(begin)

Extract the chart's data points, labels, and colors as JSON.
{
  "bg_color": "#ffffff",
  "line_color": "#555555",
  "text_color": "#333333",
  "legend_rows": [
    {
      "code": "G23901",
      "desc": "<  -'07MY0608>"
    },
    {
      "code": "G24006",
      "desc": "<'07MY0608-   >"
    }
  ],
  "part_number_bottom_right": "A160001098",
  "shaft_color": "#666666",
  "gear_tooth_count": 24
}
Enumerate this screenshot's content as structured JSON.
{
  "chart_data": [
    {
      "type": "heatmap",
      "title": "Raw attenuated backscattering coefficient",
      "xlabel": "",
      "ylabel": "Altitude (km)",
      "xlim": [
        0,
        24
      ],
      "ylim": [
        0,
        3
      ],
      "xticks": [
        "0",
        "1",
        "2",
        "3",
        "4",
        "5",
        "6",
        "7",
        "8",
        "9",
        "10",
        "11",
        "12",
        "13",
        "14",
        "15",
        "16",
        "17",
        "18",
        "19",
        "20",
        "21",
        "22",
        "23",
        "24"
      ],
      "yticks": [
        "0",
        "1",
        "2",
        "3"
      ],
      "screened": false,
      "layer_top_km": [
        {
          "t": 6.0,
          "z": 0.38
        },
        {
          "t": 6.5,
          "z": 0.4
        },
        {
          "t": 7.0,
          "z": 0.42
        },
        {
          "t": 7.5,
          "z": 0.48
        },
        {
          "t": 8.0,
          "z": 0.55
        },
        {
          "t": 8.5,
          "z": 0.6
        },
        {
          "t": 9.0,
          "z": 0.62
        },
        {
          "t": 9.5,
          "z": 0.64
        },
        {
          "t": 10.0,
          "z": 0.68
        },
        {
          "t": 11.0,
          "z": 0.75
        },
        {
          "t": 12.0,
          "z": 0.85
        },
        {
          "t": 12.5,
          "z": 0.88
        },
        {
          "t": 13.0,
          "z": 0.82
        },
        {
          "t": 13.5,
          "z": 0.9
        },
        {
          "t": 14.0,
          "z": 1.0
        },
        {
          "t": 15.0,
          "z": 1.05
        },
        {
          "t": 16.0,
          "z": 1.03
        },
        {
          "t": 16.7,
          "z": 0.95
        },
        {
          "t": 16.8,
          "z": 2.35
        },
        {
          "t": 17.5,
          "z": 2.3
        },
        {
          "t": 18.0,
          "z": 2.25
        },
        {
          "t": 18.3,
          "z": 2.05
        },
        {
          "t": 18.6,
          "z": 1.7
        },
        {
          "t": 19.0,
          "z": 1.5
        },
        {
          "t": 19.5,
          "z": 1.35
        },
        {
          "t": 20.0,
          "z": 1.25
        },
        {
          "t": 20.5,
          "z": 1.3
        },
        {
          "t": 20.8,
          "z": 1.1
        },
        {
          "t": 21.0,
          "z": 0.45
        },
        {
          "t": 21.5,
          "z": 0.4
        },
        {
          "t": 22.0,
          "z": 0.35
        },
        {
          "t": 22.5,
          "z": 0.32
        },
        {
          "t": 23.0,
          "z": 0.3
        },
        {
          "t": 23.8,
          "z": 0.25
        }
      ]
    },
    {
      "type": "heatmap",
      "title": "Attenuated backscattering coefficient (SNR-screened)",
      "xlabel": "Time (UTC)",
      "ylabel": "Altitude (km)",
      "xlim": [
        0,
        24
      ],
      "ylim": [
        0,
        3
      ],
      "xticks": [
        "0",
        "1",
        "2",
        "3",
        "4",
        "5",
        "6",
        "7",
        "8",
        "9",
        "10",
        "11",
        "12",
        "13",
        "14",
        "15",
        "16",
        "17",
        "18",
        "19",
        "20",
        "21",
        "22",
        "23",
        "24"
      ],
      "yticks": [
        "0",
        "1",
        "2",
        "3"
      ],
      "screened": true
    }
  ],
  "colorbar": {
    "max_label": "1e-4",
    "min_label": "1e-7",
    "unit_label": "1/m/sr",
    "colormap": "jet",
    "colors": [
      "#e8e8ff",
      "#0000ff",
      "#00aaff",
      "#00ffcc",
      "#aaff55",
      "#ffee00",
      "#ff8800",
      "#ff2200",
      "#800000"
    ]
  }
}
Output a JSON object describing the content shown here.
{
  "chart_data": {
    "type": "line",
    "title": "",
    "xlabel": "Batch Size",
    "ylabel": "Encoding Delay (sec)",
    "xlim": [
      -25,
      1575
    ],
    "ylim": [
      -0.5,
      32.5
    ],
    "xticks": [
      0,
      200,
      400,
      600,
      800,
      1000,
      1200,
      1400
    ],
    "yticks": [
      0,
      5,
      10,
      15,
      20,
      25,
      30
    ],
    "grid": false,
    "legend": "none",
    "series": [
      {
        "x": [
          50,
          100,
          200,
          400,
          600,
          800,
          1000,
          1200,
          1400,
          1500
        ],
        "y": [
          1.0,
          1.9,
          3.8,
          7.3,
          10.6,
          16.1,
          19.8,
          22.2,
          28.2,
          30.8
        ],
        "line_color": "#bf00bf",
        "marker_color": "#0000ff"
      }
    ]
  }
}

(end)

GIVEN PROBLEM
Select every line where the word "coefficient" occurs.

RESULT FOR THIS EXERCISE
      "title": "Raw attenuated backscattering coefficient",
      "title": "Attenuated backscattering coefficient (SNR-screened)",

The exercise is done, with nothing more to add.